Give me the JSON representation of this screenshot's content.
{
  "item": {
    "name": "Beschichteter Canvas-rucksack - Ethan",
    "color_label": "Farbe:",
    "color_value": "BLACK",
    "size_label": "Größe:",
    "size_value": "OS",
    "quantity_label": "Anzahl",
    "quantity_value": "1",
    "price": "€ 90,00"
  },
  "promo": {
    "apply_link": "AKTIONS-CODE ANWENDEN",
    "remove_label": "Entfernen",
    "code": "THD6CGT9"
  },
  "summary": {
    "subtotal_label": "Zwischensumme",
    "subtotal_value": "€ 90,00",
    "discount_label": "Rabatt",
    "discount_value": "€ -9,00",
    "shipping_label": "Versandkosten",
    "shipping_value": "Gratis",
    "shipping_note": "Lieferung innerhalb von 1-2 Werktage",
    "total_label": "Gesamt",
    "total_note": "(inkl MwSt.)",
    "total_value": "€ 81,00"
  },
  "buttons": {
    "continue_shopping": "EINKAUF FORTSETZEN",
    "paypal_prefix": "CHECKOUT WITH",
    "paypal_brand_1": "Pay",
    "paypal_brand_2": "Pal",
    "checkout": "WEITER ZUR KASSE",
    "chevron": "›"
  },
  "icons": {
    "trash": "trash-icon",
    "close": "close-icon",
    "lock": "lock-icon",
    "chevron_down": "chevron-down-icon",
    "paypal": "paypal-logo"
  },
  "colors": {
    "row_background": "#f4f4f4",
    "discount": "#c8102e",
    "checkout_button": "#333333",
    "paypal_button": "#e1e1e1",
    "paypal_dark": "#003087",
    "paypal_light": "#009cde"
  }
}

..............................

» **Task instructions**: Every record above must be duplicated exactly.

» **Solution to the exercise**:
Give me the JSON representation of this screenshot's content.
{
  "item": {
    "name": "Beschichteter Canvas-rucksack - Ethan",
    "color_label": "Farbe:",
    "color_value": "BLACK",
    "size_label": "Größe:",
    "size_value": "OS",
    "quantity_label": "Anzahl",
    "quantity_value": "1",
    "price": "€ 90,00"
  },
  "promo": {
    "apply_link": "AKTIONS-CODE ANWENDEN",
    "remove_label": "Entfernen",
    "code": "THD6CGT9"
  },
  "summary": {
    "subtotal_label": "Zwischensumme",
    "subtotal_value": "€ 90,00",
    "discount_label": "Rabatt",
    "discount_value": "€ -9,00",
    "shipping_label": "Versandkosten",
    "shipping_value": "Gratis",
    "shipping_note": "Lieferung innerhalb von 1-2 Werktage",
    "total_label": "Gesamt",
    "total_note": "(inkl MwSt.)",
    "total_value": "€ 81,00"
  },
  "buttons": {
    "continue_shopping": "EINKAUF FORTSETZEN",
    "paypal_prefix": "CHECKOUT WITH",
    "paypal_brand_1": "Pay",
    "paypal_brand_2": "Pal",
    "checkout": "WEITER ZUR KASSE",
    "chevron": "›"
  },
  "icons": {
    "trash": "trash-icon",
    "close": "close-icon",
    "lock": "lock-icon",
    "chevron_down": "chevron-down-icon",
    "paypal": "paypal-logo"
  },
  "colors": {
    "row_background": "#f4f4f4",
    "discount": "#c8102e",
    "checkout_button": "#333333",
    "paypal_button": "#e1e1e1",
    "paypal_dark": "#003087",
    "paypal_light": "#009cde"
  }
}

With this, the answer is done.